(RECORDED DATA)
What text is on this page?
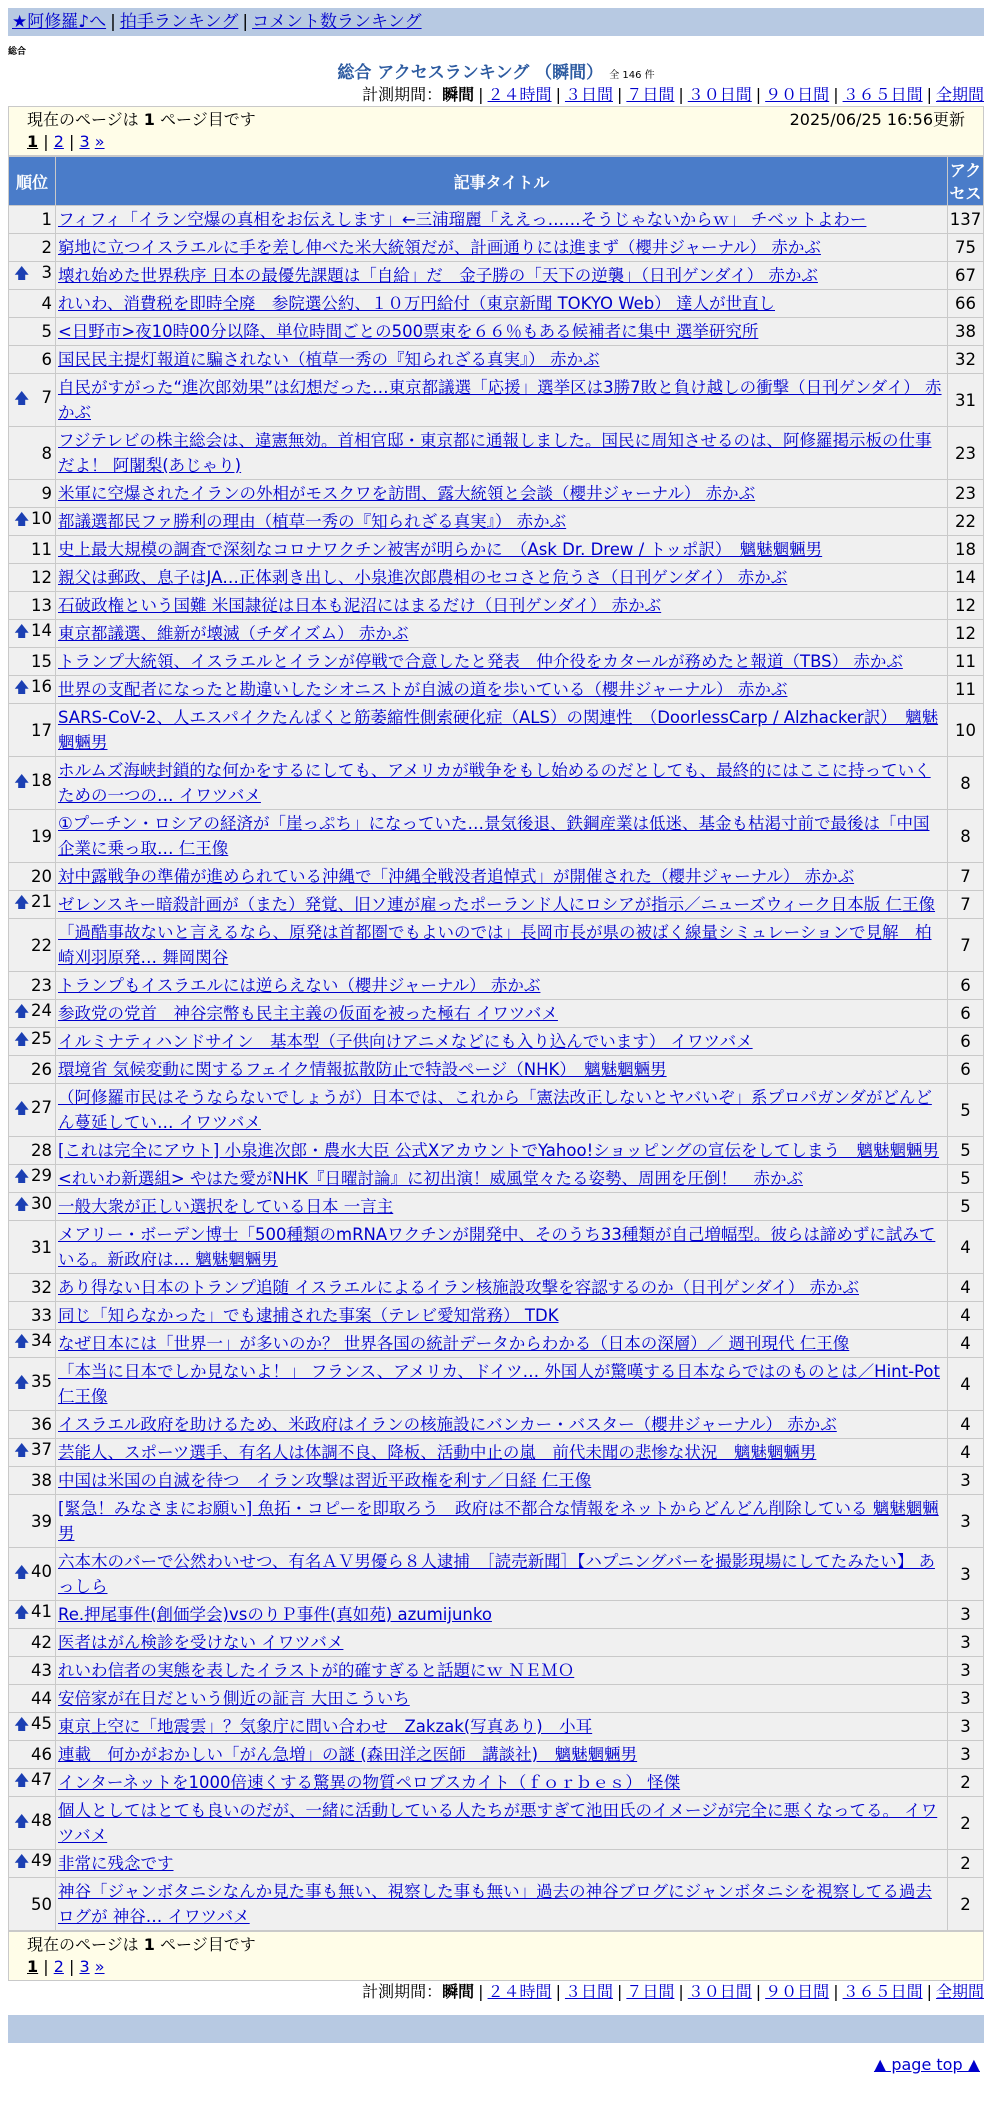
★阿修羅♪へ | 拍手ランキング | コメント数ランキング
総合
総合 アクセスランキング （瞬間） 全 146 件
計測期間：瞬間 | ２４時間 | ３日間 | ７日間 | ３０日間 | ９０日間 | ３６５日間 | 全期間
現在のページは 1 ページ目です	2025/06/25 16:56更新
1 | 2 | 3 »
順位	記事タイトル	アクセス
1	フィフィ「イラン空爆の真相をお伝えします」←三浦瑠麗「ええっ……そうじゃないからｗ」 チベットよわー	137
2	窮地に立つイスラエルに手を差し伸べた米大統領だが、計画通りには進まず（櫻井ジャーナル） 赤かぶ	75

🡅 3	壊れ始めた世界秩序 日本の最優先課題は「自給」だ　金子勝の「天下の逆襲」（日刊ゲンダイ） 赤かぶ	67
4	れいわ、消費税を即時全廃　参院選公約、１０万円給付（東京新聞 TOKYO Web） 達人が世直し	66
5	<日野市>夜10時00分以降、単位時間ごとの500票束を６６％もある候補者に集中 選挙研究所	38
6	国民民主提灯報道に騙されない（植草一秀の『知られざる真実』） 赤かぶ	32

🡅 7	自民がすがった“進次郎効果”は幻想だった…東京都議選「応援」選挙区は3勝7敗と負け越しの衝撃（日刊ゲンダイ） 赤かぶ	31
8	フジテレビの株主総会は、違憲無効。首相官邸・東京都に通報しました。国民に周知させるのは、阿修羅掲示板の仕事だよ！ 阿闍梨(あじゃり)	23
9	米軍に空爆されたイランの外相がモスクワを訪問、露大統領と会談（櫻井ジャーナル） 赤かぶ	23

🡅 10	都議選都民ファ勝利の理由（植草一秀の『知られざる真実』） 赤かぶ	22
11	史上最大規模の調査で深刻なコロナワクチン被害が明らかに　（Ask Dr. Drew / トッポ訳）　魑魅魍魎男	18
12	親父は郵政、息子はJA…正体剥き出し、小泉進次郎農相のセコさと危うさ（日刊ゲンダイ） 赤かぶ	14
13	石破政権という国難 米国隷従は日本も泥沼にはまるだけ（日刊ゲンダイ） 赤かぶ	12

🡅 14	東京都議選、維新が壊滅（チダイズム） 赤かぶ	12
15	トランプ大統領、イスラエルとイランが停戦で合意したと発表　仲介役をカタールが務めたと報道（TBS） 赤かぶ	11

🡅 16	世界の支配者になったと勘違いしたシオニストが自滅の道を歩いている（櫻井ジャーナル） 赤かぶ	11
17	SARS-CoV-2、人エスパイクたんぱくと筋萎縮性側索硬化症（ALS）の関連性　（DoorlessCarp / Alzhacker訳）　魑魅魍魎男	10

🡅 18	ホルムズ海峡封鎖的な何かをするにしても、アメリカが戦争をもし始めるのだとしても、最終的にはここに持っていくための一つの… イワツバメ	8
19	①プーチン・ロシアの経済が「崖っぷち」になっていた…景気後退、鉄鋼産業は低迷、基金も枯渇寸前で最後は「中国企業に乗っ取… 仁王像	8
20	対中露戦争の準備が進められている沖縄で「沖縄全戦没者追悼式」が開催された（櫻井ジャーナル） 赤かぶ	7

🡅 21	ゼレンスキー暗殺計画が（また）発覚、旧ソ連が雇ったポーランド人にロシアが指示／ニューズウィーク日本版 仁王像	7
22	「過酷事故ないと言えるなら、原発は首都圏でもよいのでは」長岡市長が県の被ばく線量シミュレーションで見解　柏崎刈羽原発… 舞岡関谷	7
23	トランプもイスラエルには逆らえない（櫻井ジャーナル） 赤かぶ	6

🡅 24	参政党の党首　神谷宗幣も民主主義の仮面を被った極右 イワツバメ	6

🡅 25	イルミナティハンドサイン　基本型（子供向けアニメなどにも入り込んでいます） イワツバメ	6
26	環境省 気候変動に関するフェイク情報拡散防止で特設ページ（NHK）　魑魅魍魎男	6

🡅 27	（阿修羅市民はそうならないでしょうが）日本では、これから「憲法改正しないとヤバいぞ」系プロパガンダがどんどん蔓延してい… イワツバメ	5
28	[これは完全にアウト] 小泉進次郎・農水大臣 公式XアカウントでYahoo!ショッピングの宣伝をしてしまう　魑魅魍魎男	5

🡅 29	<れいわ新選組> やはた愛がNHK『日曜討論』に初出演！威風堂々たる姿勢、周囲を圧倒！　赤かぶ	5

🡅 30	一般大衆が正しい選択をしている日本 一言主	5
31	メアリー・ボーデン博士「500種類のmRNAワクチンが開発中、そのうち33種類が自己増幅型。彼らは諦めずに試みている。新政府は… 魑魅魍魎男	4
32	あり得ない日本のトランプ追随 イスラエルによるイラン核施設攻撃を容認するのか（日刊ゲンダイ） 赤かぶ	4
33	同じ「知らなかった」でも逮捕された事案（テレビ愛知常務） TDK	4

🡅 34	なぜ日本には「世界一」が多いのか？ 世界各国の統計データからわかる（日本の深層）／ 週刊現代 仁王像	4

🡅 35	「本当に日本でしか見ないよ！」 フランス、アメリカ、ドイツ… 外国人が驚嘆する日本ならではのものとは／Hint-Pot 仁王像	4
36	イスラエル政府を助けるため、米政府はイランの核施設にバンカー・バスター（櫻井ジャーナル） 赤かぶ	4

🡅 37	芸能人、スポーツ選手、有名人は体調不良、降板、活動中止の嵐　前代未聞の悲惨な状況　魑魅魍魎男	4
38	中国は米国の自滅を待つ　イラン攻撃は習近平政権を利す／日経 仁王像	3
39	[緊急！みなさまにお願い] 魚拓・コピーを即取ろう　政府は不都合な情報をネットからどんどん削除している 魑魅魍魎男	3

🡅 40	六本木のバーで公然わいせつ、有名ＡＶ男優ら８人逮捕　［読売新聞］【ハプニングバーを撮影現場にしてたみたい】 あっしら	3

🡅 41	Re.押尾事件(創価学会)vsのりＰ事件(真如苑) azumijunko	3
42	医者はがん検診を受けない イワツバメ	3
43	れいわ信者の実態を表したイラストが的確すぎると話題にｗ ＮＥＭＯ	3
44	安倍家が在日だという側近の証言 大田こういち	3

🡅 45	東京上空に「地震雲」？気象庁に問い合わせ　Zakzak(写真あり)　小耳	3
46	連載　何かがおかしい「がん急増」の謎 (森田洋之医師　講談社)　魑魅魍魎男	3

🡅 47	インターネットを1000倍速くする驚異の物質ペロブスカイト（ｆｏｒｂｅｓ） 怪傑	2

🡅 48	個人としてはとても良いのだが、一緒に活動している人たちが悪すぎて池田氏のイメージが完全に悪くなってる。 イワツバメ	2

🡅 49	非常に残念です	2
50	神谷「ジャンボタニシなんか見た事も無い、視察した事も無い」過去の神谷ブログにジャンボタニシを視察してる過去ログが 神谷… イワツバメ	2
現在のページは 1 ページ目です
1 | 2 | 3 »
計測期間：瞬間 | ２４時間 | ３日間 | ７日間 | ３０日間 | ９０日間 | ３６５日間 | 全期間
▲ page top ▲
(End RECORDED DATA)
Which lines in the data above contain "イワツバメ"? Show each one.

🡅 18	ホルムズ海峡封鎖的な何かをするにしても、アメリカが戦争をもし始めるのだとしても、最終的にはここに持っていくための一つの… イワツバメ	8
🡅 24	参政党の党首　神谷宗幣も民主主義の仮面を被った極右 イワツバメ	6
🡅 25	イルミナティハンドサイン　基本型（子供向けアニメなどにも入り込んでいます） イワツバメ	6
🡅 27	（阿修羅市民はそうならないでしょうが）日本では、これから「憲法改正しないとヤバいぞ」系プロパガンダがどんどん蔓延してい… イワツバメ	5
42	医者はがん検診を受けない イワツバメ	3
🡅 48	個人としてはとても良いのだが、一緒に活動している人たちが悪すぎて池田氏のイメージが完全に悪くなってる。 イワツバメ	2
50	神谷「ジャンボタニシなんか見た事も無い、視察した事も無い」過去の神谷ブログにジャンボタニシを視察してる過去ログが 神谷… イワツバメ	2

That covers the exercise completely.